> [AIM OF THE TASK]:
Each line below is to be written out in full, exactly as shown.

> [THE INPUT]:
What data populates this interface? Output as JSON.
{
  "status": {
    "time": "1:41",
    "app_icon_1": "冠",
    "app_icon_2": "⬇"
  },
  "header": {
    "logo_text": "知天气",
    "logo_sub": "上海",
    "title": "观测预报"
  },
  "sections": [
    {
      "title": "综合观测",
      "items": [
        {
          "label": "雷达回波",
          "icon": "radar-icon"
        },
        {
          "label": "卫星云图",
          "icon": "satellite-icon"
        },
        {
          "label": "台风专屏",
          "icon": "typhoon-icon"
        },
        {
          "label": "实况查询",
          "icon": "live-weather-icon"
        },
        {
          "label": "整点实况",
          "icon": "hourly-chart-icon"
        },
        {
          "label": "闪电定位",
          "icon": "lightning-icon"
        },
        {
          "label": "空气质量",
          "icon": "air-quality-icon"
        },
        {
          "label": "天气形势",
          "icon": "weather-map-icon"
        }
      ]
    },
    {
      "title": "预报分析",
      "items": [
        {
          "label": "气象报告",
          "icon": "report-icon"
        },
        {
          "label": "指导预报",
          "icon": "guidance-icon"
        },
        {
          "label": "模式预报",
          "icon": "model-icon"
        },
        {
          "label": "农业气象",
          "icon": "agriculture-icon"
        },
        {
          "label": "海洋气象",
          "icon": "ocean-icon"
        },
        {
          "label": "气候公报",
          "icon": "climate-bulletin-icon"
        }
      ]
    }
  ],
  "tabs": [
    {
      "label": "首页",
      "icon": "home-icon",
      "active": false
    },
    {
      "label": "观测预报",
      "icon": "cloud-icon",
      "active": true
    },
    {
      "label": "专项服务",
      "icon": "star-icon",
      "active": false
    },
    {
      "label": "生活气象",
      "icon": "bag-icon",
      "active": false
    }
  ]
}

> [SOLUTION TO THIS TASK]:
What data populates this interface? Output as JSON.
{
  "status": {
    "time": "1:41",
    "app_icon_1": "冠",
    "app_icon_2": "⬇"
  },
  "header": {
    "logo_text": "知天气",
    "logo_sub": "上海",
    "title": "观测预报"
  },
  "sections": [
    {
      "title": "综合观测",
      "items": [
        {
          "label": "雷达回波",
          "icon": "radar-icon"
        },
        {
          "label": "卫星云图",
          "icon": "satellite-icon"
        },
        {
          "label": "台风专屏",
          "icon": "typhoon-icon"
        },
        {
          "label": "实况查询",
          "icon": "live-weather-icon"
        },
        {
          "label": "整点实况",
          "icon": "hourly-chart-icon"
        },
        {
          "label": "闪电定位",
          "icon": "lightning-icon"
        },
        {
          "label": "空气质量",
          "icon": "air-quality-icon"
        },
        {
          "label": "天气形势",
          "icon": "weather-map-icon"
        }
      ]
    },
    {
      "title": "预报分析",
      "items": [
        {
          "label": "气象报告",
          "icon": "report-icon"
        },
        {
          "label": "指导预报",
          "icon": "guidance-icon"
        },
        {
          "label": "模式预报",
          "icon": "model-icon"
        },
        {
          "label": "农业气象",
          "icon": "agriculture-icon"
        },
        {
          "label": "海洋气象",
          "icon": "ocean-icon"
        },
        {
          "label": "气候公报",
          "icon": "climate-bulletin-icon"
        }
      ]
    }
  ],
  "tabs": [
    {
      "label": "首页",
      "icon": "home-icon",
      "active": false
    },
    {
      "label": "观测预报",
      "icon": "cloud-icon",
      "active": true
    },
    {
      "label": "专项服务",
      "icon": "star-icon",
      "active": false
    },
    {
      "label": "生活气象",
      "icon": "bag-icon",
      "active": false
    }
  ]
}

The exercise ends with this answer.